Quote the entries word for word from their very first line through the line containing "time-band (131, 160, 308, 163)", including both of those lines.

============================================================

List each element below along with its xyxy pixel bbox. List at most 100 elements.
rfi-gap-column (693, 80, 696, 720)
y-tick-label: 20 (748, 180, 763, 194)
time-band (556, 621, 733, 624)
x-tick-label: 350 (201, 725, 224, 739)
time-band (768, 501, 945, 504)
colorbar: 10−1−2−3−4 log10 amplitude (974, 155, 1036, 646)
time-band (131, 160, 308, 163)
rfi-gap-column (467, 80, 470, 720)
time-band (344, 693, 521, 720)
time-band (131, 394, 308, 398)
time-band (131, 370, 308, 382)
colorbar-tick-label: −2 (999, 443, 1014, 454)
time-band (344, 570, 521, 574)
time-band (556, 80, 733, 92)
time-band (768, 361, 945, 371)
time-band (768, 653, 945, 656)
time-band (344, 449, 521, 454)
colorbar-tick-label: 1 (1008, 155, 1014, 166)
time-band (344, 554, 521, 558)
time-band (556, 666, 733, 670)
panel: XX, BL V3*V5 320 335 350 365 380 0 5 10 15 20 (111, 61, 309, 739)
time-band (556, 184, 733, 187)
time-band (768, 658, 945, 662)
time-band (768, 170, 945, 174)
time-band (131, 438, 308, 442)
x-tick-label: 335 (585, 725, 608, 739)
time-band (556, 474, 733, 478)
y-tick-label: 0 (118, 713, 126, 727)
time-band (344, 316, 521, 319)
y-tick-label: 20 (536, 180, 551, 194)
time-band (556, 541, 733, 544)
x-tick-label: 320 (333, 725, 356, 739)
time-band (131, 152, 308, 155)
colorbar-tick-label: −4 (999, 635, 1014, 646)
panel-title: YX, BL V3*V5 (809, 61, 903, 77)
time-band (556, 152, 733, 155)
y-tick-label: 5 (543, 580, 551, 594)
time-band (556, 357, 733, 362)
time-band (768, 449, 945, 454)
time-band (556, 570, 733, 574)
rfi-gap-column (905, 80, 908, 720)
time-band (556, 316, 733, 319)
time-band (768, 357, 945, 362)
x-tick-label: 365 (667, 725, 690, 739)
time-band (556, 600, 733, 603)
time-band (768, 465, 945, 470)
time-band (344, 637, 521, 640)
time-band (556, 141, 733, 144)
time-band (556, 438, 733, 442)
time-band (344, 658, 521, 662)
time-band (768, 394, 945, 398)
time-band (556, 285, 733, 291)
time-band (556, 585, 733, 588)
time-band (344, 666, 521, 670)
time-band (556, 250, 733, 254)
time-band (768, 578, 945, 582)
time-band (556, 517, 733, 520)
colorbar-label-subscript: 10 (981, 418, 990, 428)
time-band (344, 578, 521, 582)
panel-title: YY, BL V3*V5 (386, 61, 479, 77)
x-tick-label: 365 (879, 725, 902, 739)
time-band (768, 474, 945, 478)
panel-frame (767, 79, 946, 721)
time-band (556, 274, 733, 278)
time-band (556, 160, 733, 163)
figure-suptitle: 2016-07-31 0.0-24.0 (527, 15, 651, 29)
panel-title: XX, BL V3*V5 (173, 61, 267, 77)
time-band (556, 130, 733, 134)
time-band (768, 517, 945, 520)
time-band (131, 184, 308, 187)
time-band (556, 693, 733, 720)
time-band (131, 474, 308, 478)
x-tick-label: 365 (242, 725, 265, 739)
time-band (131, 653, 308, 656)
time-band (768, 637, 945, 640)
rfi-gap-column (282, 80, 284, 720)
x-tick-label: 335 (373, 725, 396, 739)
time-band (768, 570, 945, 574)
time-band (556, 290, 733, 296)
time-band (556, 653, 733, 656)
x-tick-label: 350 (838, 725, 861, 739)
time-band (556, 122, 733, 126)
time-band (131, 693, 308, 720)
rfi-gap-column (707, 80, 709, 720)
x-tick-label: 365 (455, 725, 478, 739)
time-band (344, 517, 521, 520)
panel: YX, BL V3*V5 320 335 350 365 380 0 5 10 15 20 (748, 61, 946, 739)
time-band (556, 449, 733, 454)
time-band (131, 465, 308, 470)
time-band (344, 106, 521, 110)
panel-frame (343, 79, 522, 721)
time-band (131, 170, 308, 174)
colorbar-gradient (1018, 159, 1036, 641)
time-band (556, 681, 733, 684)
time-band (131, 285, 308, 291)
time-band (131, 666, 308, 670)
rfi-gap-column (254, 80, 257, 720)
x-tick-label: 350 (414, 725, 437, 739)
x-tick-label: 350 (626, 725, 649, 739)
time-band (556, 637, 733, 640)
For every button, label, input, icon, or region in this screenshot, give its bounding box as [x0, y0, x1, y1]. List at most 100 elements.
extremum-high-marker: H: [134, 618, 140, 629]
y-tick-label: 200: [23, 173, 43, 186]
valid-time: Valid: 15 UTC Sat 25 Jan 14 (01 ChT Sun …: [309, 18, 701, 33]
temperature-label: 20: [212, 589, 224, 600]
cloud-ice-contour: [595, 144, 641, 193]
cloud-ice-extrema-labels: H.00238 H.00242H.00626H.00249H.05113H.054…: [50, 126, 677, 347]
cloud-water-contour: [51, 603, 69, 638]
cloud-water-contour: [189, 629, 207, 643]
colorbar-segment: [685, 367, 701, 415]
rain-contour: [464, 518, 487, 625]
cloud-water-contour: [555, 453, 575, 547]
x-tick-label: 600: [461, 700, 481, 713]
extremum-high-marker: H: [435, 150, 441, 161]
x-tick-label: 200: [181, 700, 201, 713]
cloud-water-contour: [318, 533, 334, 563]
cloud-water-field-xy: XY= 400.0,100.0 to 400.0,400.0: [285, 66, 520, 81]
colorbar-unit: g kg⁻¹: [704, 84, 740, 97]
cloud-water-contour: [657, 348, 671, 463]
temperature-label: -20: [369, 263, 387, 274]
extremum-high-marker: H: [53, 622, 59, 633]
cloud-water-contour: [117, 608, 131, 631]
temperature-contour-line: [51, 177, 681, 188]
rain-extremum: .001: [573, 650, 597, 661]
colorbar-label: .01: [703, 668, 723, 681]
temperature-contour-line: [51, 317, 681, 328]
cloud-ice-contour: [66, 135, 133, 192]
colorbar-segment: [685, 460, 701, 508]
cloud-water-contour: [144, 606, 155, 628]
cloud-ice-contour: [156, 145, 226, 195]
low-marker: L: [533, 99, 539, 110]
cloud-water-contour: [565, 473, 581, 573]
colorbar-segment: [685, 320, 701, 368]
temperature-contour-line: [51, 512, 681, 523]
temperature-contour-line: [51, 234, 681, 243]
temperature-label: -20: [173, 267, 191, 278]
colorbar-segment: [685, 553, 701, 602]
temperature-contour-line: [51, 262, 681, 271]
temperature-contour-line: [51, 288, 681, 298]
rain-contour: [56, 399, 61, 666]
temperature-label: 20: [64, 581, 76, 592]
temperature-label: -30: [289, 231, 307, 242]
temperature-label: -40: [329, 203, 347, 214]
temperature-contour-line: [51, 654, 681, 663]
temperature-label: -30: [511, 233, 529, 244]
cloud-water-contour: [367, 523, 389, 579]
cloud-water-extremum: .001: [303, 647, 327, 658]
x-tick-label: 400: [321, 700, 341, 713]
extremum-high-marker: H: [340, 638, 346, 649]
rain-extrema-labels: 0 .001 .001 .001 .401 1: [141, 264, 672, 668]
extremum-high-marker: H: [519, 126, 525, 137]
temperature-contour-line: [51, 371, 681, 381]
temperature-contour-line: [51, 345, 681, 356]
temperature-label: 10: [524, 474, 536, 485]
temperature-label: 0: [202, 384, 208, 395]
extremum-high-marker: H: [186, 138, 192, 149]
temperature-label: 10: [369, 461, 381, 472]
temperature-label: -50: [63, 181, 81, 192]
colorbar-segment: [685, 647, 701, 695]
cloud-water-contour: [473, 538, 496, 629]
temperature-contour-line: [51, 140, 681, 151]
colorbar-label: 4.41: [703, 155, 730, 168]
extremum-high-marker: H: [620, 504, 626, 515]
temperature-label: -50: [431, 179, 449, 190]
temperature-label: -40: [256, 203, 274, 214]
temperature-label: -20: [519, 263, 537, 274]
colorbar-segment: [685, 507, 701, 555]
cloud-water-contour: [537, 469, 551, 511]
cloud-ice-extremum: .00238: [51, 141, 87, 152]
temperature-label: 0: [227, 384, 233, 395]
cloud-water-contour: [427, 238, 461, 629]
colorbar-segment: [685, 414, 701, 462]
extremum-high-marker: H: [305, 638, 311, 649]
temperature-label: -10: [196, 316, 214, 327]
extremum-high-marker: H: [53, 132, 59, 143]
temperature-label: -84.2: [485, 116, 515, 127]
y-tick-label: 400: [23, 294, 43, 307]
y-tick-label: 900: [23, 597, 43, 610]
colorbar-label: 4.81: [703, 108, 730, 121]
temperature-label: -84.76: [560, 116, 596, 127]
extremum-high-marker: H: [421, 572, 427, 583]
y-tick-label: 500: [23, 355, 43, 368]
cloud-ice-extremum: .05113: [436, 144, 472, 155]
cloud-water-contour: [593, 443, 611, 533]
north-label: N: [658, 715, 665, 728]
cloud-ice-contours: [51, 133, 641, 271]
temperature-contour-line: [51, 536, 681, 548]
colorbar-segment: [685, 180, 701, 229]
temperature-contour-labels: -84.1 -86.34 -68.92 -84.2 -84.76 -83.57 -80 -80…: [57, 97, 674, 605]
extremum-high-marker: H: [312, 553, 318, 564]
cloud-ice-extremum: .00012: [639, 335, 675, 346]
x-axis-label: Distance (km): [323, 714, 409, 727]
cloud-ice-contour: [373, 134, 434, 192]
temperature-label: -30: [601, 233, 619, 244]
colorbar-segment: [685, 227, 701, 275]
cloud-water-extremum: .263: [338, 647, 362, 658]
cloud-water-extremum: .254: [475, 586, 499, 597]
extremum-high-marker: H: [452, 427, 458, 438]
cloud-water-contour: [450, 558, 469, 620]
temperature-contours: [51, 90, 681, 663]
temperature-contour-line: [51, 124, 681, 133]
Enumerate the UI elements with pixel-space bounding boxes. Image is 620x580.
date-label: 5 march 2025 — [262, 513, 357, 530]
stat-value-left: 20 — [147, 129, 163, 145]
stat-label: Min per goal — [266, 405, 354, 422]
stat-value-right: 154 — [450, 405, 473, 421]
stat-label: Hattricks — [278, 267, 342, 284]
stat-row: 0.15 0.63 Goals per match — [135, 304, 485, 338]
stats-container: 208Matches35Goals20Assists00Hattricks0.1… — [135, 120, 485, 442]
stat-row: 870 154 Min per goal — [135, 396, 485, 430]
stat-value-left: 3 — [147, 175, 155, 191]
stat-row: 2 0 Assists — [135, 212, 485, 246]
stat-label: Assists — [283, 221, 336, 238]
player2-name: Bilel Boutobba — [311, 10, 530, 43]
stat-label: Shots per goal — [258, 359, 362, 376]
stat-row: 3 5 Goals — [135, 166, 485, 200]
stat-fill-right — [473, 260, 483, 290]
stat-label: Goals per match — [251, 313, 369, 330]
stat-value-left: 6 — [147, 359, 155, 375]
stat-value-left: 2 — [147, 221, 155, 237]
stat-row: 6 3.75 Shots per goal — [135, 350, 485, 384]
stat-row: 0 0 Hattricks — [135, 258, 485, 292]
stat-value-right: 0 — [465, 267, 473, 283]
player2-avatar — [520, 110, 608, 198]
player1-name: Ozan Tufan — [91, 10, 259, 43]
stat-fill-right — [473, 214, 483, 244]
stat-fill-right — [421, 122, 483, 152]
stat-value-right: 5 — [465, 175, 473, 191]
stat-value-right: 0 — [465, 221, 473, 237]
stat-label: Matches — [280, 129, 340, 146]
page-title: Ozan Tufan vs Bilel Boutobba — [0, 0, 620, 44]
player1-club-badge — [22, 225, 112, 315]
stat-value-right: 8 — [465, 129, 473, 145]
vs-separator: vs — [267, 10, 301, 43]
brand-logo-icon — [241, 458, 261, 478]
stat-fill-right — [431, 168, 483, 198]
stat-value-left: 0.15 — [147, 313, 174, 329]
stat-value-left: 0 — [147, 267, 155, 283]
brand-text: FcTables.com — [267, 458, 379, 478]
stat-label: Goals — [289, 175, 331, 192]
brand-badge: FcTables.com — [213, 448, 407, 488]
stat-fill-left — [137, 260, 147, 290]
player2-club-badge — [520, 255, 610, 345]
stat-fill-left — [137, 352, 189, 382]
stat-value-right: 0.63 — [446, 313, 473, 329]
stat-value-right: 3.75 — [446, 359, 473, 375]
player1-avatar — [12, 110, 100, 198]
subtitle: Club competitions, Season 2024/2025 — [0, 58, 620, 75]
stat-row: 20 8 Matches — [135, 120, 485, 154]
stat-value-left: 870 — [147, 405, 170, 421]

============================================================

_TASK ANSWER_
List each element below along with its xyxy pixel bbox. List at most 100 elements.
rfi-gap-column (693, 80, 696, 720)
y-tick-label: 20 (748, 180, 763, 194)
time-band (556, 621, 733, 624)
x-tick-label: 350 (201, 725, 224, 739)
time-band (768, 501, 945, 504)
colorbar: 10−1−2−3−4 log10 amplitude (974, 155, 1036, 646)
time-band (131, 160, 308, 163)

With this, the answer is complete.